Written exercise:
Please arrange everything from the line containing "Segment this screenshot: for" down to the line containing "view-replies-label: View 22", both included, as a Markdown table with the columns No and Line. Number each line, skip blank lines, and leave the pictures out.
[begin Materials provided]
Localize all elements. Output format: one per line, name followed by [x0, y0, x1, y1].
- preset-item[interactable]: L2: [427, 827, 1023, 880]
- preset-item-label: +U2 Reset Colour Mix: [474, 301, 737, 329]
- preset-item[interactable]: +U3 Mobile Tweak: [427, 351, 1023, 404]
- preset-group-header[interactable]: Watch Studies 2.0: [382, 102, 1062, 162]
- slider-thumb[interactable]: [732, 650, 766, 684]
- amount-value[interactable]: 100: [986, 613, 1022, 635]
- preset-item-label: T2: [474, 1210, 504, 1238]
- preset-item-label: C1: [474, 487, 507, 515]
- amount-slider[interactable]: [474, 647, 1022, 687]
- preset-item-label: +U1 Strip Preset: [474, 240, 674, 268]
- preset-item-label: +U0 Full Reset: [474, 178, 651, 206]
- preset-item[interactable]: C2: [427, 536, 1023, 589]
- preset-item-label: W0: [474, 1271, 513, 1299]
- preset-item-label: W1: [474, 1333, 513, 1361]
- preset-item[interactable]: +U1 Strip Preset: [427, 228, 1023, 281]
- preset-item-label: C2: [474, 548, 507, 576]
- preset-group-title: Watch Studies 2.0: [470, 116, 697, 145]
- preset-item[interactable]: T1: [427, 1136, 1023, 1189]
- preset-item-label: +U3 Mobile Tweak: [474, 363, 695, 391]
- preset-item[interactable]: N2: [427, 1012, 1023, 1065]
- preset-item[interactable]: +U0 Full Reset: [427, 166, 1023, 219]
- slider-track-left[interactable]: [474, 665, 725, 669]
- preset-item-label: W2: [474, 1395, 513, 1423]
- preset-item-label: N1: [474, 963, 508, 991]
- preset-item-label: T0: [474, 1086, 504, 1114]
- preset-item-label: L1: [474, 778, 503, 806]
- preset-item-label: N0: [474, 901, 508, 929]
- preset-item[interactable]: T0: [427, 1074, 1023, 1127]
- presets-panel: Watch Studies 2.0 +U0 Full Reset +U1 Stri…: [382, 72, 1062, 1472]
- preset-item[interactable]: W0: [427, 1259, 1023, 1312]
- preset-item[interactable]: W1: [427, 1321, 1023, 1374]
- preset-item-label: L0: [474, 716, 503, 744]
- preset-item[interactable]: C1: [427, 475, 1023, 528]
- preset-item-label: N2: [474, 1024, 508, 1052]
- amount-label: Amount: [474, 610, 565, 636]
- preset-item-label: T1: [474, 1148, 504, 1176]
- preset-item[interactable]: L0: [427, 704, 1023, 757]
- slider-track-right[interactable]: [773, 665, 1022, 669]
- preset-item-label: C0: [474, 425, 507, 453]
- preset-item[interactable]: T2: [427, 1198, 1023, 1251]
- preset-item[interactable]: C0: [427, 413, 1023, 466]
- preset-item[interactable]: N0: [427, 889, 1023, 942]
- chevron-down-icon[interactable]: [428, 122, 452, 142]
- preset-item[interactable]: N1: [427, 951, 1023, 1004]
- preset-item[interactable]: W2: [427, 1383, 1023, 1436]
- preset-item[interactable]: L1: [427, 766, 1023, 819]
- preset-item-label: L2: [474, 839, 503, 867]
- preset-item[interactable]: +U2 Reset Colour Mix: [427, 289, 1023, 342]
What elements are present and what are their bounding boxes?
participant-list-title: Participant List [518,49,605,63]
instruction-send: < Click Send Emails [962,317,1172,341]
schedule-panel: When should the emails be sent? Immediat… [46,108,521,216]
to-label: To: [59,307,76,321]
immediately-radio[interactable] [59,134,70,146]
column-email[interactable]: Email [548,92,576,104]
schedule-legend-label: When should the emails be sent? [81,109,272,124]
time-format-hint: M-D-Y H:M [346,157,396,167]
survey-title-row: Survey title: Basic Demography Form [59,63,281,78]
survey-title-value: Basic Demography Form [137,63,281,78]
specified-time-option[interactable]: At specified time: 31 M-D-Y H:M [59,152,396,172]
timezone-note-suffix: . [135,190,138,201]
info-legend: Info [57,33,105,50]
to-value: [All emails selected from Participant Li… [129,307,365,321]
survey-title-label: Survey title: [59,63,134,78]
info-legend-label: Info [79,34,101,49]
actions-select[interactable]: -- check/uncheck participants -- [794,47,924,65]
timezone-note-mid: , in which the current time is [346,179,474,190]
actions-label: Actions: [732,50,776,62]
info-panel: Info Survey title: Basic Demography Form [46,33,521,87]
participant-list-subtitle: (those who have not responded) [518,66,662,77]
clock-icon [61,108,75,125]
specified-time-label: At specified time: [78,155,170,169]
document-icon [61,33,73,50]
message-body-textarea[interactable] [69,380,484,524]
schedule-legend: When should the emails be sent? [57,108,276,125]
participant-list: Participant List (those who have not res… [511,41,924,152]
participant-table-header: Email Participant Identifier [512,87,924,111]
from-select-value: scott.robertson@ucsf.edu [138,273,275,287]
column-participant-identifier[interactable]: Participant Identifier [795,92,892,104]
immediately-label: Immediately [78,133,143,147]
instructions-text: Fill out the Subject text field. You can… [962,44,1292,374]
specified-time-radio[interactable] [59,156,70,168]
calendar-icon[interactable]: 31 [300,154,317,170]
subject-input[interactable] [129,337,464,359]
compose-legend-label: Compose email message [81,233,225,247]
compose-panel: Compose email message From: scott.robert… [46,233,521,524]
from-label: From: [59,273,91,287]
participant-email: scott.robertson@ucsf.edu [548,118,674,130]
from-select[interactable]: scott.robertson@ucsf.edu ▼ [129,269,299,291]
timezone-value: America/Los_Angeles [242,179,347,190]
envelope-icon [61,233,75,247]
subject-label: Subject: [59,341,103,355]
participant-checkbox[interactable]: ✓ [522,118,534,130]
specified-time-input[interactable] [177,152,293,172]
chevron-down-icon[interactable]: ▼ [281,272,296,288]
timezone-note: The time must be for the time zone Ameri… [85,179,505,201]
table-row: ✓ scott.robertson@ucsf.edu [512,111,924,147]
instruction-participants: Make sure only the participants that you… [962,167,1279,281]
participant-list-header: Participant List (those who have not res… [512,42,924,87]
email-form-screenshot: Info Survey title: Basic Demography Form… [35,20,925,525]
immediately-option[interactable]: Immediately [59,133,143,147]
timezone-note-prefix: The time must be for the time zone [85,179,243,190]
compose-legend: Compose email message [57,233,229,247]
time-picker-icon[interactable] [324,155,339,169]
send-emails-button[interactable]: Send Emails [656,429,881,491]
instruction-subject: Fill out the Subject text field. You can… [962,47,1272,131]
[end Materials provided]
[begin Materials provided]
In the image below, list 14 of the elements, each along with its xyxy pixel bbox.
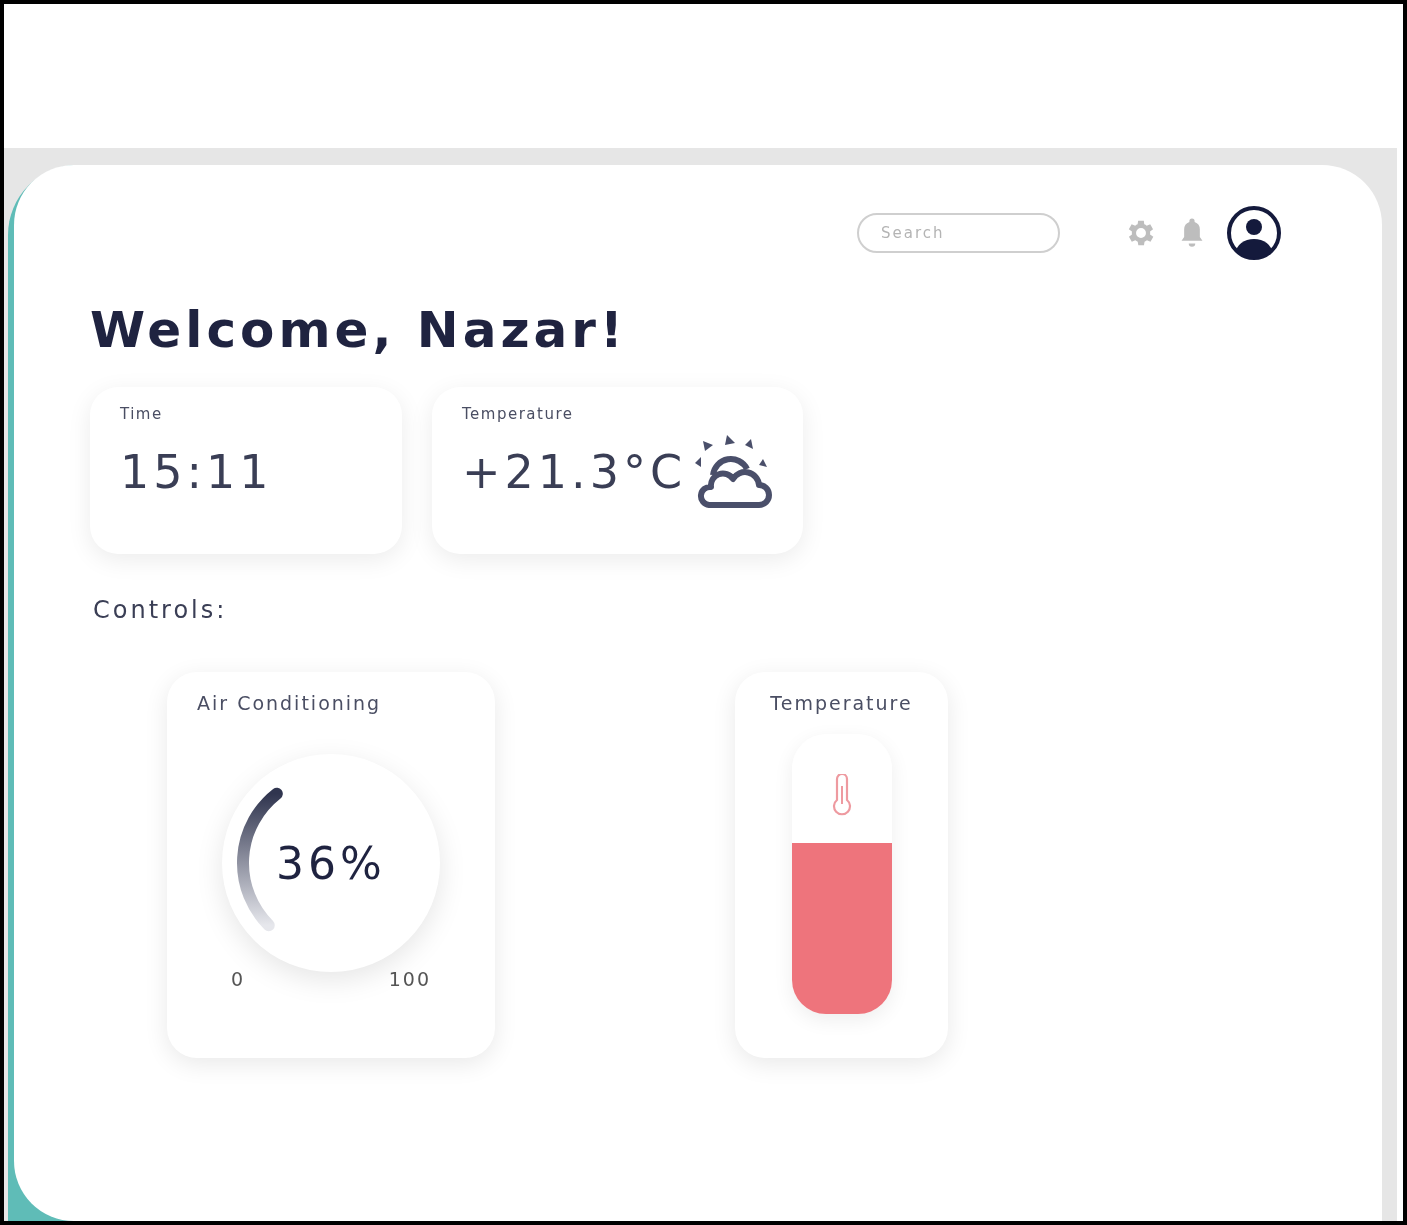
[end Materials provided]
[begin Materials provided]
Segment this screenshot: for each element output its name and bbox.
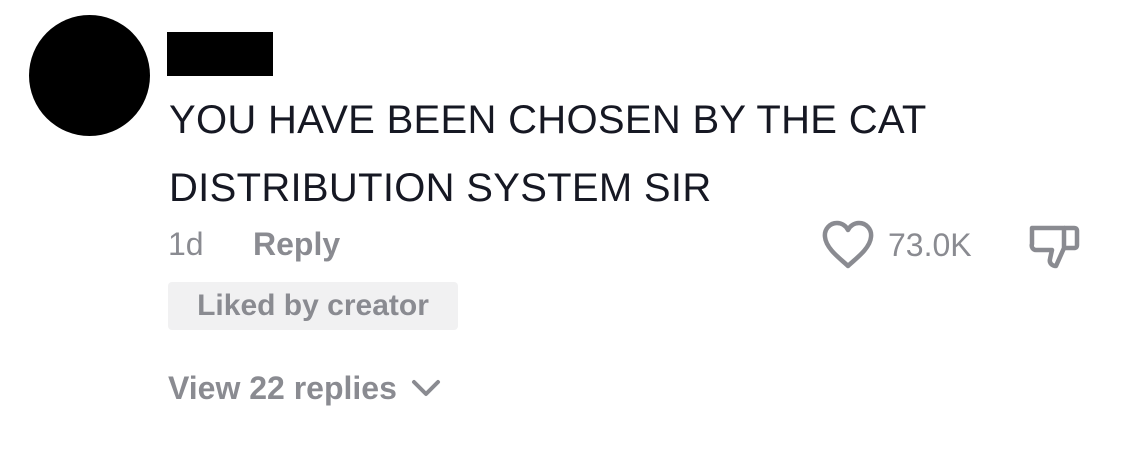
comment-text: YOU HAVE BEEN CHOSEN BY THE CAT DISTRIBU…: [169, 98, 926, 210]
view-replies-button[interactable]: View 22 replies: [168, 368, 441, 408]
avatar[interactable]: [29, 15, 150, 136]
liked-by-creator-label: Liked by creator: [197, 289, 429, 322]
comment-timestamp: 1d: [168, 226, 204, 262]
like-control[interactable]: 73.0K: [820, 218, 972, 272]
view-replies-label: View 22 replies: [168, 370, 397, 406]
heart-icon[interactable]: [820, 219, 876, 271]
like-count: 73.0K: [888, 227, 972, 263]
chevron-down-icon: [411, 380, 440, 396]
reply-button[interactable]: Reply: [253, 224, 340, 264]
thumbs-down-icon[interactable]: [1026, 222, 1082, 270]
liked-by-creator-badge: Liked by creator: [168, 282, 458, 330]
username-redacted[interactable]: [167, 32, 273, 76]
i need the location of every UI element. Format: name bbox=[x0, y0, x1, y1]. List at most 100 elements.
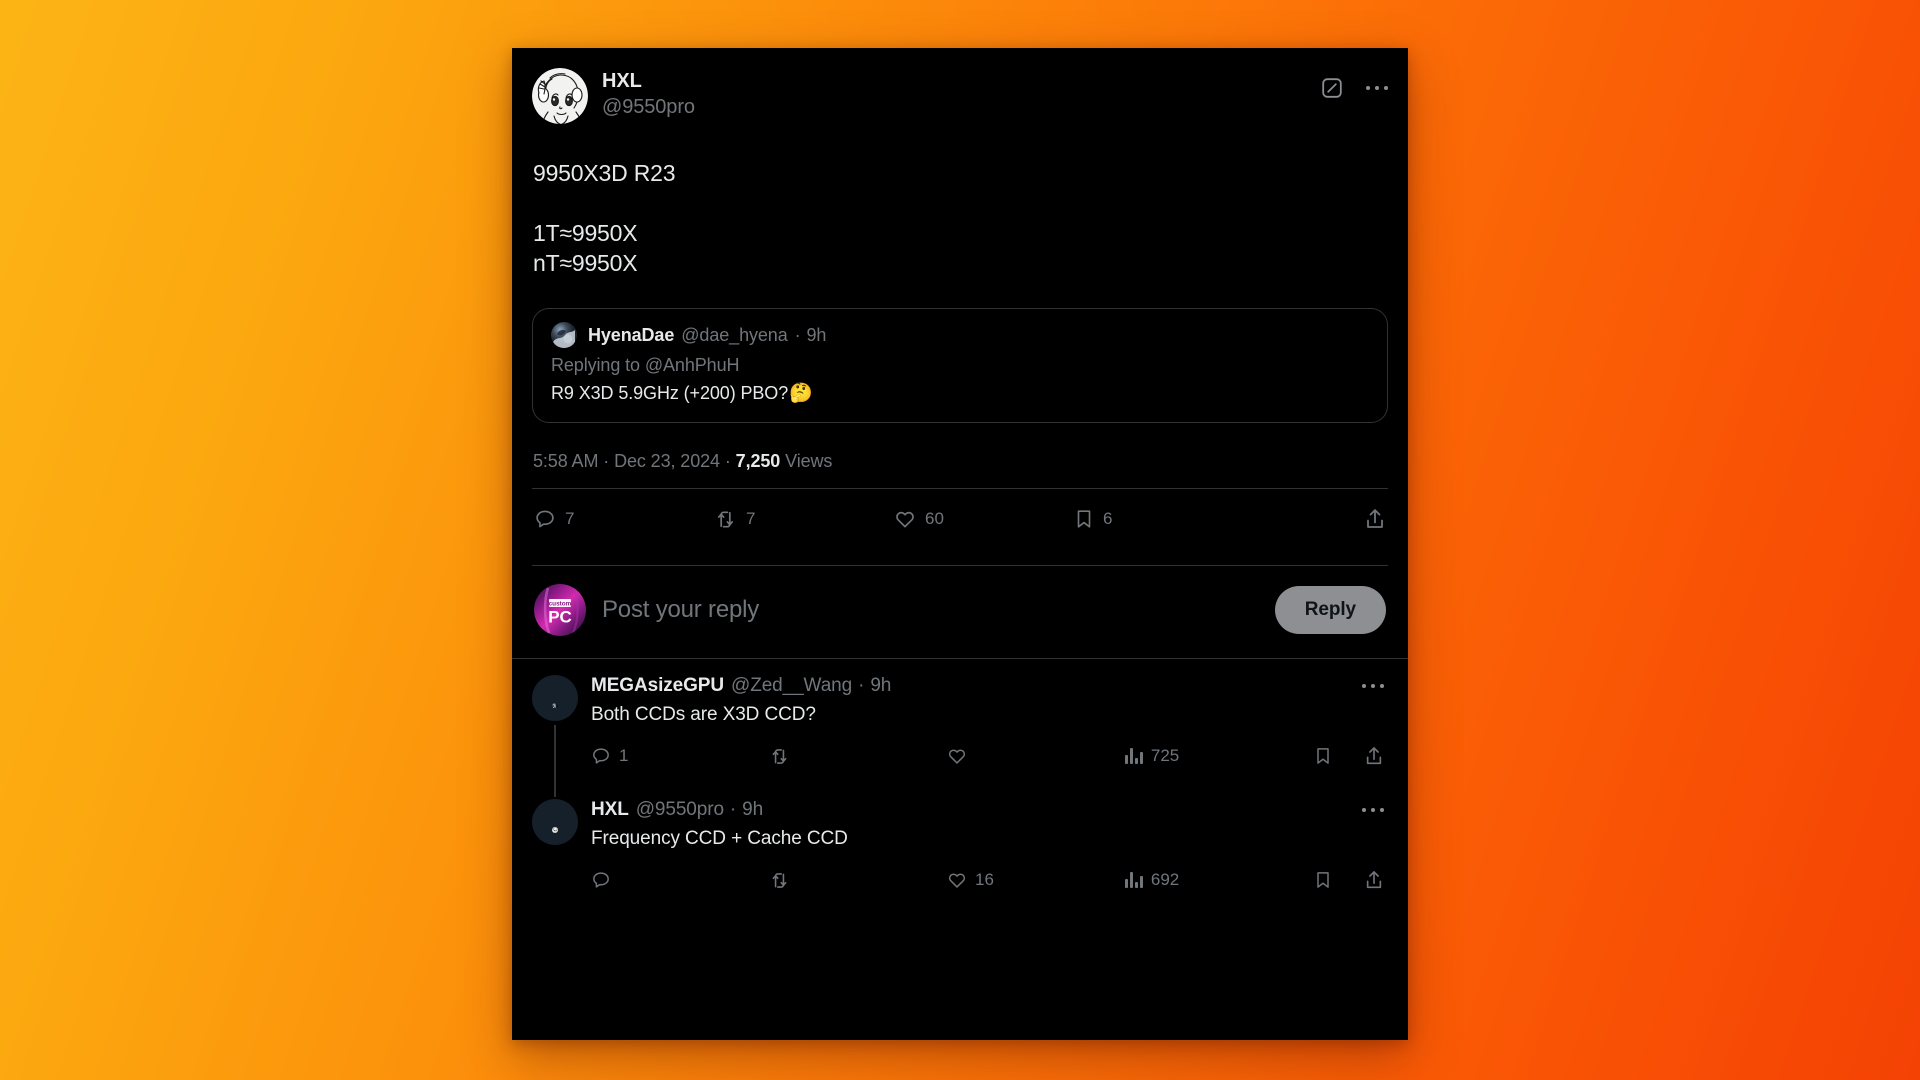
[end Materials provided]
Solution to this problem:
| No | Line |
|---|---|
| 1 | Segment this screenshot: for each element output its name and bbox. |
| 2 | comment-text: YOU HAVE BEEN CHOSEN BY THE CAT DISTRIBU…: [169, 98, 926, 210] |
| 3 | view-replies-button[interactable]: View 22 replies: [168, 368, 441, 408] |
| 4 | avatar[interactable]: [29, 15, 150, 136] |
| 5 | liked-by-creator-label: Liked by creator: [197, 289, 429, 322] |
| 6 | comment-timestamp: 1d: [168, 226, 204, 262] |
| 7 | like-control[interactable]: 73.0K: [820, 218, 972, 272] |
| 8 | view-replies-label: View 22 replies: [168, 370, 397, 406] |